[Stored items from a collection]

=-=-=

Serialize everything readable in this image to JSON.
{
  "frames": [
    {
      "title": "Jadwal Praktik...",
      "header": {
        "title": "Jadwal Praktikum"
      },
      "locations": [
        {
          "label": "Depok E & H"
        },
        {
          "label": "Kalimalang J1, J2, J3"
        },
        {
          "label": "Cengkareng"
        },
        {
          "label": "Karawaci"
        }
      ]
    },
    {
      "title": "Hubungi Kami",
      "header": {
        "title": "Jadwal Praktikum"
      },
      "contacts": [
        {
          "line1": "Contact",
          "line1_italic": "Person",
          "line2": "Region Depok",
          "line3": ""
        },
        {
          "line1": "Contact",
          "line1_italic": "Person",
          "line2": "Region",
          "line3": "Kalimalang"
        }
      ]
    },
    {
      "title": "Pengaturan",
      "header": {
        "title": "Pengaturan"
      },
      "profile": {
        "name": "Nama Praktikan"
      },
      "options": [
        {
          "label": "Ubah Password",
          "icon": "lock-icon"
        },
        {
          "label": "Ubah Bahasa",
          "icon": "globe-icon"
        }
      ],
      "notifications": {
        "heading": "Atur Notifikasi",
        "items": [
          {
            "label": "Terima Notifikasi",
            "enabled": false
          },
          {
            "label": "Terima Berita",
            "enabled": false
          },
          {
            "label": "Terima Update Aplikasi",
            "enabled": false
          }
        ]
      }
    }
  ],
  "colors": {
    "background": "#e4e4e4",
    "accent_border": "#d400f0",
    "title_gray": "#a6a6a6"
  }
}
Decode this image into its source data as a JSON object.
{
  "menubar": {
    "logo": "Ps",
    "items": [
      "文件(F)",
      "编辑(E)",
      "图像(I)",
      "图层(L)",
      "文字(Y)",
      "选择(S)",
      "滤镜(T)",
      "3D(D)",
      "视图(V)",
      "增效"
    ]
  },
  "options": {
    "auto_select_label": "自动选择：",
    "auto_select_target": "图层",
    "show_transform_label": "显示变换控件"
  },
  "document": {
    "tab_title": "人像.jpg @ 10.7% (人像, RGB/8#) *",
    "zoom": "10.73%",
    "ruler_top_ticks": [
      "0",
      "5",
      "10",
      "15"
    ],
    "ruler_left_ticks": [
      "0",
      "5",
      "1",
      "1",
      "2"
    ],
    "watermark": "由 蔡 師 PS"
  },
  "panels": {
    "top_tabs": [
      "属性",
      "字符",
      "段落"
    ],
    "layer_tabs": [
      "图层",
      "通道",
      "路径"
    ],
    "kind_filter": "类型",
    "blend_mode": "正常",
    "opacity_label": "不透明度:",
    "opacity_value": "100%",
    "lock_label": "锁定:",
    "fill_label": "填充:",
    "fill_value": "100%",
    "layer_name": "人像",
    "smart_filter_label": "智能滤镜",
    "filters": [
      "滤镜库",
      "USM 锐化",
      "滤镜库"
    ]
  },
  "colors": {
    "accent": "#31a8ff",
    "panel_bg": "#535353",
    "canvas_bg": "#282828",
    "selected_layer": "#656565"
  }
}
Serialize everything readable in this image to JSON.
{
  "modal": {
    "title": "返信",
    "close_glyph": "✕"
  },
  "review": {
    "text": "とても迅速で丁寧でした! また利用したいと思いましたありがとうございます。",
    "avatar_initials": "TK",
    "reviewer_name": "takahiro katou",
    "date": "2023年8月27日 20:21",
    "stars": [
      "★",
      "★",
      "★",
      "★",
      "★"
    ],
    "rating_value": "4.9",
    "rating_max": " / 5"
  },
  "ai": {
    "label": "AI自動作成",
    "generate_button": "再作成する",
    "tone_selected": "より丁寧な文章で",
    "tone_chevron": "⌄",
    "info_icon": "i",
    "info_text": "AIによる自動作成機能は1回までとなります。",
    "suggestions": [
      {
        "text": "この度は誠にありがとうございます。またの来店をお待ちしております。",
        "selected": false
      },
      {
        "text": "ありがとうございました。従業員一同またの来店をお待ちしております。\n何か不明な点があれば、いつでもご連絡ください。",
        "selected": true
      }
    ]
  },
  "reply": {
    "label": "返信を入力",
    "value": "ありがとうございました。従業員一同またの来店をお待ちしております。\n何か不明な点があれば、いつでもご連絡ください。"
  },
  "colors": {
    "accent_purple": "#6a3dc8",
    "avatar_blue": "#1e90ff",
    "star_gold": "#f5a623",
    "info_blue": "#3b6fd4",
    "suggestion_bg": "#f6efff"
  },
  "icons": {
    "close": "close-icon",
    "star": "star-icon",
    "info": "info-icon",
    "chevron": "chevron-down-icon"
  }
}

=-=-=

### WHAT THE EXERCISE ASKS:
Of the lines in the records, determine how many contain the word "ありがとうございました", and report that number alone.

### TASK OUTPUT:
2